- TASK DETAILS -
Below is a block of records. Copy every line in it that contains the word "cycle".

- EXTRACTED DATA -
═══
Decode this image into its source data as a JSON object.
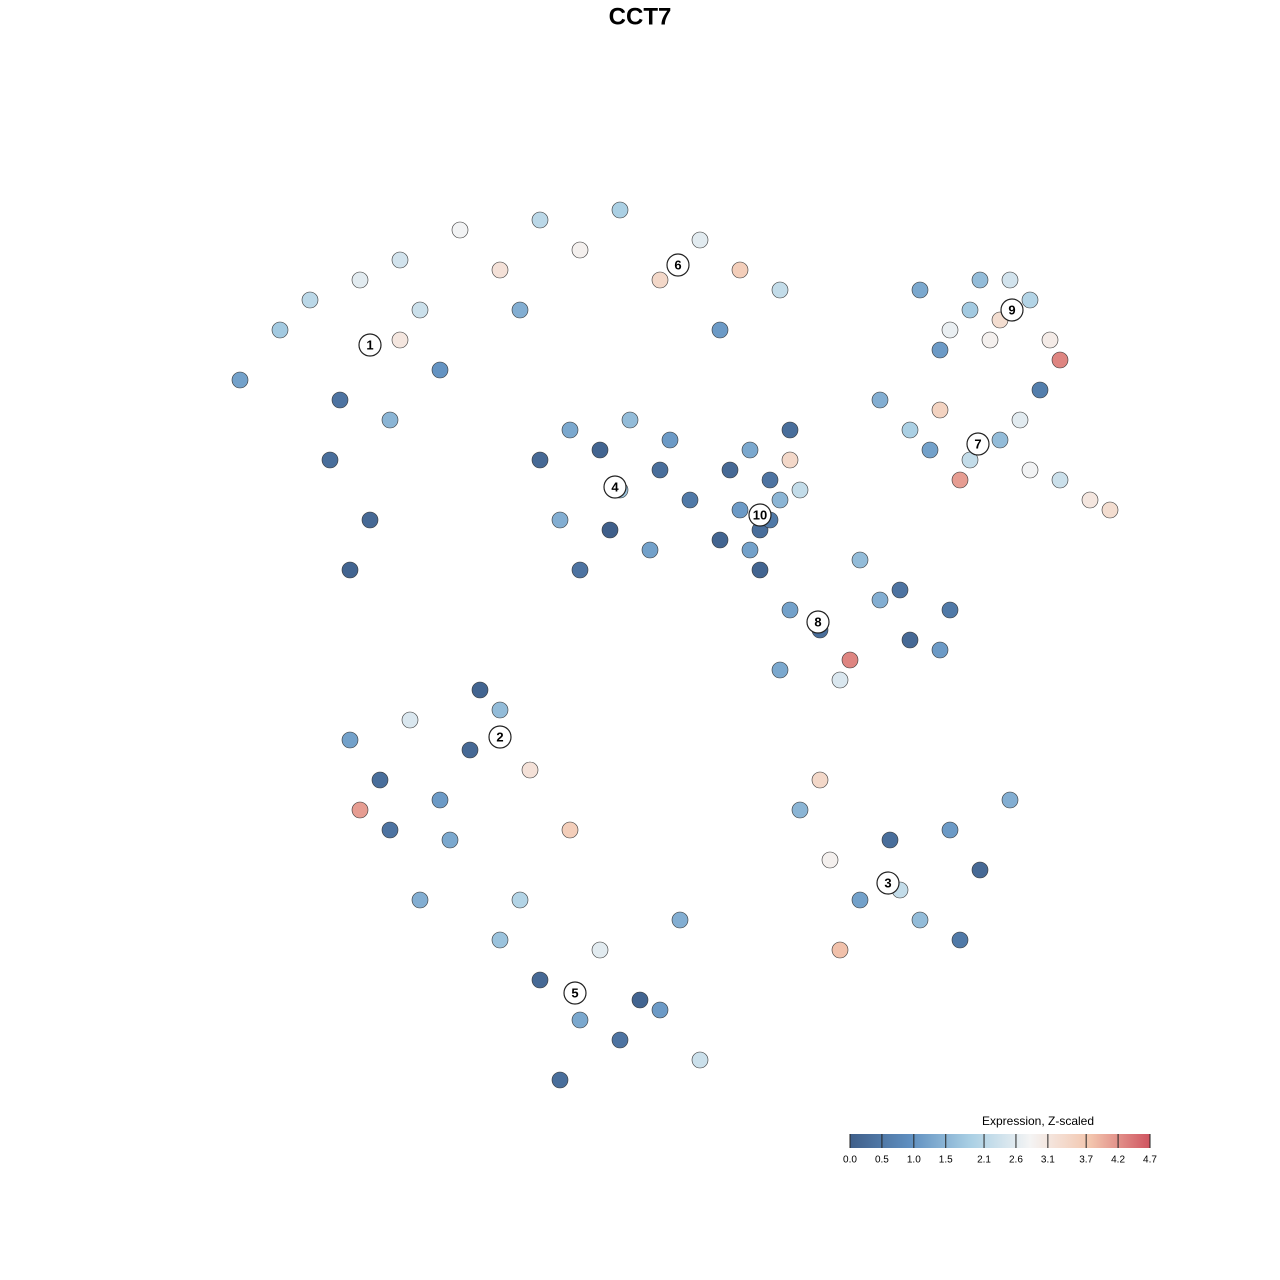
{
  "chart_data": {
    "type": "scatter",
    "title": "CCT7",
    "x": [
      -40,
      -36,
      -33,
      -30,
      -28,
      -25,
      -22,
      -20,
      -31,
      -27,
      -24,
      -29,
      -24,
      -18,
      -14,
      -10,
      -6,
      -2,
      2,
      6,
      10,
      14,
      -12,
      8,
      28,
      31,
      34,
      36,
      39,
      41,
      30,
      37,
      42,
      33,
      40,
      35,
      24,
      27,
      30,
      33,
      36,
      39,
      42,
      45,
      29,
      38,
      47,
      32,
      -10,
      -7,
      -4,
      -1,
      2,
      5,
      -8,
      -3,
      1,
      -6,
      3,
      -2,
      9,
      11,
      13,
      15,
      10,
      12,
      14,
      8,
      16,
      11,
      13,
      15,
      12,
      15,
      18,
      21,
      24,
      27,
      30,
      20,
      26,
      14,
      22,
      31,
      -29,
      -26,
      -23,
      -20,
      -17,
      -14,
      -11,
      -25,
      -19,
      -28,
      -16,
      -22,
      16,
      19,
      22,
      25,
      28,
      31,
      34,
      37,
      20,
      26,
      32,
      18,
      -14,
      -10,
      -6,
      -2,
      2,
      6,
      -12,
      -8,
      -4,
      0,
      4,
      -7
    ],
    "values": [
      26,
      31,
      34,
      24,
      36,
      22,
      33,
      27,
      18,
      12,
      30,
      7,
      38,
      41,
      37,
      42,
      39,
      43,
      36,
      40,
      37,
      35,
      33,
      31,
      35,
      31,
      36,
      32,
      34,
      30,
      29,
      36,
      28,
      33,
      25,
      30,
      24,
      21,
      23,
      18,
      20,
      17,
      16,
      14,
      19,
      22,
      13,
      16,
      18,
      21,
      19,
      22,
      17,
      14,
      12,
      11,
      9,
      7,
      20,
      15,
      17,
      19,
      16,
      18,
      13,
      11,
      14,
      10,
      15,
      9,
      12,
      21,
      7,
      3,
      1,
      -2,
      4,
      0,
      -1,
      -4,
      5,
      -3,
      8,
      3,
      -10,
      -14,
      -8,
      -16,
      -11,
      -7,
      -13,
      -19,
      -20,
      -17,
      -5,
      -26,
      -17,
      -22,
      -26,
      -20,
      -28,
      -19,
      -23,
      -16,
      -31,
      -25,
      -30,
      -14,
      -30,
      -34,
      -38,
      -40,
      -37,
      -42,
      -26,
      -44,
      -31,
      -36,
      -28,
      -19
    ],
    "expression": [
      1.2,
      1.8,
      2.1,
      0.4,
      2.6,
      1.5,
      2.3,
      1.0,
      0.3,
      0.2,
      3.1,
      0.1,
      2.4,
      2.8,
      3.2,
      2.1,
      2.9,
      1.9,
      3.4,
      2.6,
      3.6,
      2.2,
      1.4,
      1.1,
      1.3,
      2.7,
      1.6,
      3.3,
      2.0,
      3.0,
      1.1,
      2.4,
      4.3,
      1.8,
      0.6,
      2.9,
      1.4,
      1.9,
      3.5,
      2.2,
      1.6,
      2.8,
      2.3,
      3.1,
      1.2,
      2.6,
      3.3,
      4.1,
      0.2,
      1.3,
      0.1,
      1.6,
      0.3,
      0.5,
      1.4,
      0.0,
      1.2,
      0.4,
      1.1,
      1.7,
      0.2,
      1.3,
      0.4,
      3.4,
      1.1,
      0.3,
      1.5,
      0.1,
      2.2,
      1.2,
      0.5,
      0.3,
      0.1,
      1.2,
      0.3,
      4.3,
      1.4,
      0.2,
      1.1,
      2.5,
      0.4,
      1.3,
      1.6,
      0.5,
      1.2,
      0.3,
      2.5,
      1.1,
      0.2,
      1.6,
      3.2,
      0.4,
      1.3,
      4.1,
      0.1,
      1.4,
      1.5,
      2.9,
      1.2,
      0.3,
      1.6,
      1.1,
      0.2,
      1.4,
      3.8,
      2.2,
      0.5,
      3.4,
      1.7,
      0.2,
      1.3,
      0.4,
      1.1,
      2.3,
      2.0,
      0.3,
      2.6,
      0.1,
      1.4,
      3.6
    ],
    "xlim": [
      -64,
      64
    ],
    "ylim": [
      -64,
      64
    ],
    "clusters": [
      {
        "label": "1",
        "x": -27,
        "y": 29.5
      },
      {
        "label": "2",
        "x": -14,
        "y": -9.7
      },
      {
        "label": "3",
        "x": 24.8,
        "y": -24.3
      },
      {
        "label": "4",
        "x": -2.5,
        "y": 15.3
      },
      {
        "label": "5",
        "x": -6.5,
        "y": -35.3
      },
      {
        "label": "6",
        "x": 3.8,
        "y": 37.5
      },
      {
        "label": "7",
        "x": 33.8,
        "y": 19.6
      },
      {
        "label": "8",
        "x": 17.8,
        "y": 1.8
      },
      {
        "label": "9",
        "x": 37.2,
        "y": 33
      },
      {
        "label": "10",
        "x": 12,
        "y": 12.5
      }
    ],
    "colorbar": {
      "title": "Expression, Z-scaled",
      "clim": [
        0,
        4.7
      ],
      "colormap": [
        "#3f5f8a",
        "#5f8fc0",
        "#a9cfe4",
        "#f4f4f4",
        "#f3c6ae",
        "#cf5460"
      ],
      "ticks": [
        {
          "value": 0,
          "label": "0.0"
        },
        0.5,
        {
          "value": 1,
          "label": "1.0"
        },
        1.5,
        2.1,
        2.6,
        3.1,
        3.7,
        4.2,
        4.7
      ]
    }
  }
}
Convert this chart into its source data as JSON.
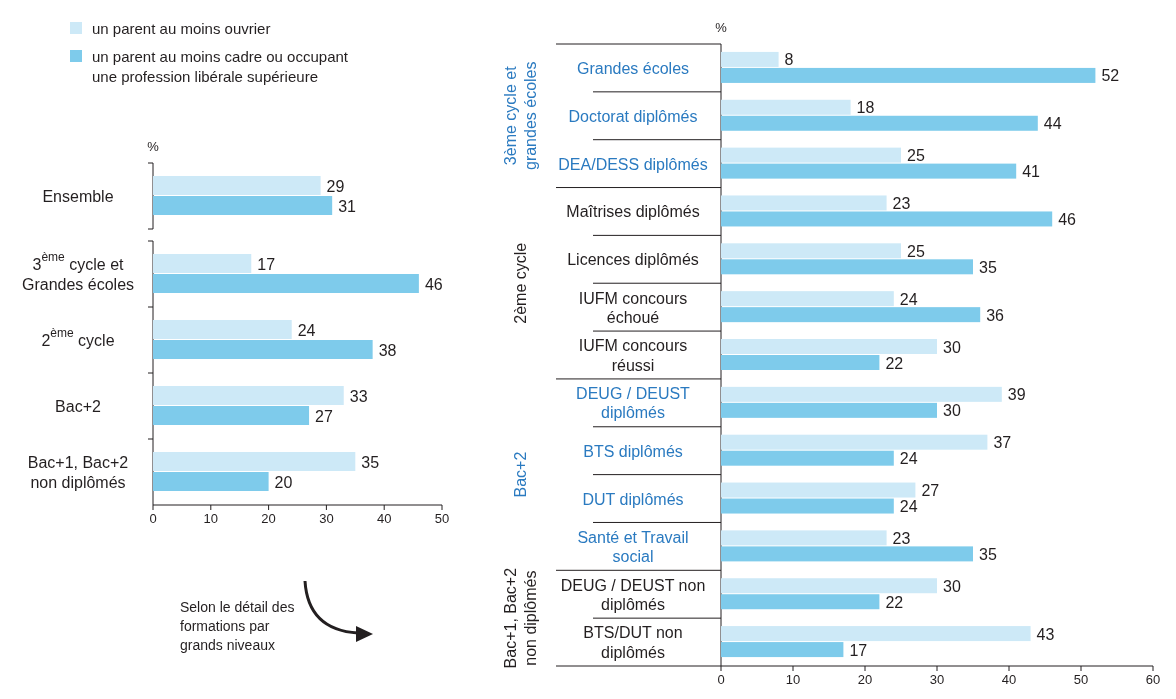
{
  "chart_data": [
    {
      "type": "bar",
      "orientation": "horizontal",
      "categories": [
        "Ensemble",
        "3$^{ème}$ cycle et Grandes écoles",
        "2$^{ème}$ cycle",
        "Bac+2",
        "Bac+1, Bac+2 non diplômés"
      ],
      "series": [
        {
          "name": "un parent au moins ouvrier",
          "color": "#cde9f7",
          "values": [
            29,
            17,
            24,
            33,
            35
          ]
        },
        {
          "name": "un parent au moins cadre ou occupant une profession libérale supérieure",
          "color": "#7ecbeb",
          "values": [
            31,
            46,
            38,
            27,
            20
          ]
        }
      ],
      "xlabel": "%",
      "xlim": [
        0,
        50
      ],
      "xticks": [
        0,
        10,
        20,
        30,
        40,
        50
      ],
      "data_labels": true,
      "legend": "top left",
      "grid": false,
      "annotations": [
        "Selon le détail des formations par grands niveaux"
      ]
    },
    {
      "type": "bar",
      "orientation": "horizontal",
      "categories": [
        "Grandes écoles",
        "Doctorat diplômés",
        "DEA/DESS diplômés",
        "Maîtrises diplômés",
        "Licences diplômés",
        "IUFM concours échoué",
        "IUFM concours réussi",
        "DEUG / DEUST diplômés",
        "BTS diplômés",
        "DUT diplômés",
        "Santé et Travail social",
        "DEUG / DEUST non diplômés",
        "BTS/DUT non diplômés"
      ],
      "series": [
        {
          "color": "#cde9f7",
          "values": [
            8,
            18,
            25,
            23,
            25,
            24,
            30,
            39,
            37,
            27,
            23,
            30,
            43
          ]
        },
        {
          "color": "#7ecbeb",
          "values": [
            52,
            44,
            41,
            46,
            35,
            36,
            22,
            30,
            24,
            24,
            35,
            22,
            17
          ]
        }
      ],
      "xlabel": "%",
      "xlim": [
        0,
        60
      ],
      "xticks": [
        0,
        10,
        20,
        30,
        40,
        50,
        60
      ],
      "data_labels": true,
      "grid": false,
      "annotations": [
        "3ème cycle et grandes écoles",
        "2ème cycle",
        "Bac+2",
        "Bac+1, Bac+2 non diplômés"
      ]
    }
  ]
}
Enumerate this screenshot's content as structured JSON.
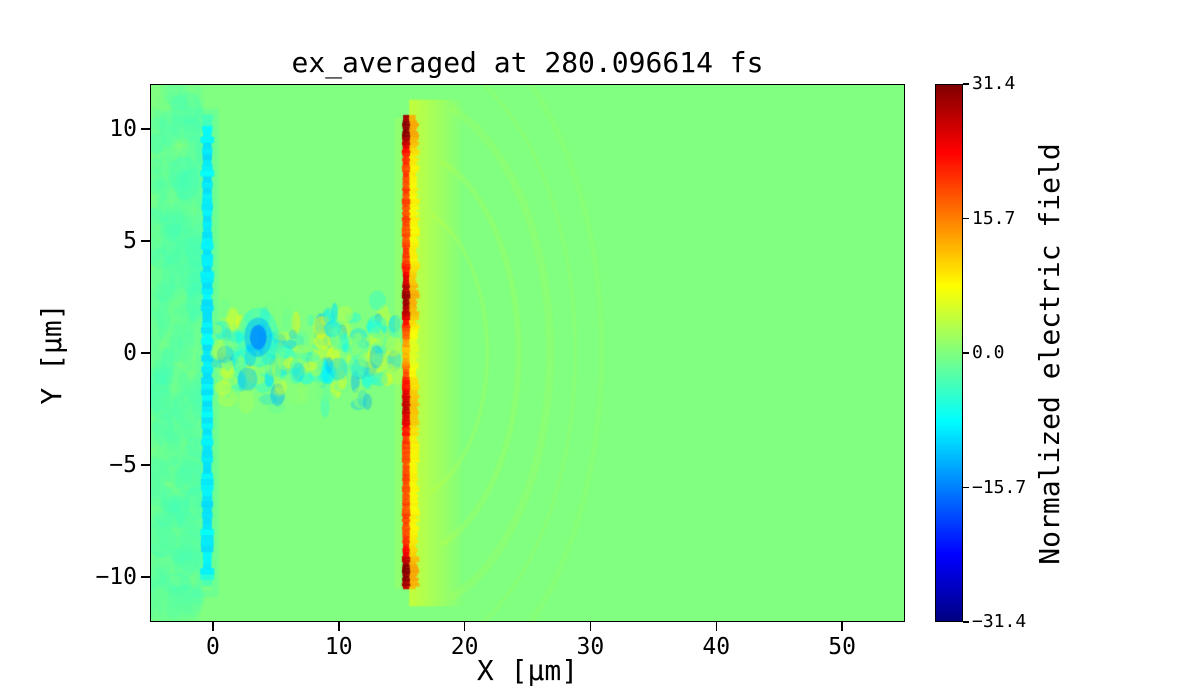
{
  "chart_data": {
    "type": "heatmap",
    "title": "ex_averaged at 280.096614 fs",
    "xlabel": "X [μm]",
    "ylabel": "Y [μm]",
    "xlim": [
      -5,
      55
    ],
    "ylim": [
      -12,
      12
    ],
    "xticks": [
      0,
      10,
      20,
      30,
      40,
      50
    ],
    "xtick_labels": [
      "0",
      "10",
      "20",
      "30",
      "40",
      "50"
    ],
    "yticks": [
      -10,
      -5,
      0,
      5,
      10
    ],
    "ytick_labels": [
      "−10",
      "−5",
      "0",
      "5",
      "10"
    ],
    "grid": false,
    "colormap": "jet",
    "background_color": "#ffffff",
    "colorbar": {
      "label": "Normalized electric field",
      "vmin": -31.4,
      "vmax": 31.4,
      "ticks": [
        31.4,
        15.7,
        0.0,
        -15.7,
        -31.4
      ],
      "tick_labels": [
        "31.4",
        "15.7",
        "0.0",
        "−15.7",
        "−31.4"
      ]
    },
    "features": {
      "background_value": 0.0,
      "preplasma_region": {
        "x_range": [
          -5,
          -0.9
        ],
        "y_range": [
          -11.8,
          11.8
        ],
        "value_range": [
          -5,
          -1
        ],
        "count": 350
      },
      "front_surface_band": {
        "x_center": -0.45,
        "width": 0.9,
        "y_range": [
          -10.6,
          10.6
        ],
        "value": -9
      },
      "channel_speckle": {
        "x_range": [
          0.3,
          14.8
        ],
        "y_range": [
          -3,
          3
        ],
        "value_range": [
          -13,
          9
        ],
        "count": 240
      },
      "cyan_spot": {
        "x": 3.6,
        "y": 0.7,
        "radius": 1.1,
        "value": -15
      },
      "rear_surface_sheath": {
        "x_center": 15.35,
        "core_width": 0.55,
        "y_range": [
          -10.5,
          10.5
        ],
        "base_value": 19,
        "hotspots": [
          {
            "y": 10.0,
            "value": 31.4,
            "sigma": 0.7
          },
          {
            "y": 2.4,
            "value": 30.0,
            "sigma": 0.8
          },
          {
            "y": -2.4,
            "value": 27.0,
            "sigma": 0.8
          },
          {
            "y": -9.9,
            "value": 31.4,
            "sigma": 0.7
          }
        ],
        "center_dip": {
          "y": 0,
          "depth": 7,
          "sigma": 0.6
        },
        "glow": {
          "x_range": [
            15.6,
            20
          ],
          "value": 7
        }
      },
      "wavefront_arcs": {
        "center_x": 15.3,
        "center_y": 0,
        "radii": [
          6.5,
          9,
          11.5,
          13.5,
          15.6
        ],
        "value": 4,
        "alpha": 0.22
      }
    }
  }
}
═══
- EXERCISE ANSWER -
        "3$^{ème}$ cycle et Grandes écoles",
        "2$^{ème}$ cycle",
        "3ème cycle et grandes écoles",
        "2ème cycle",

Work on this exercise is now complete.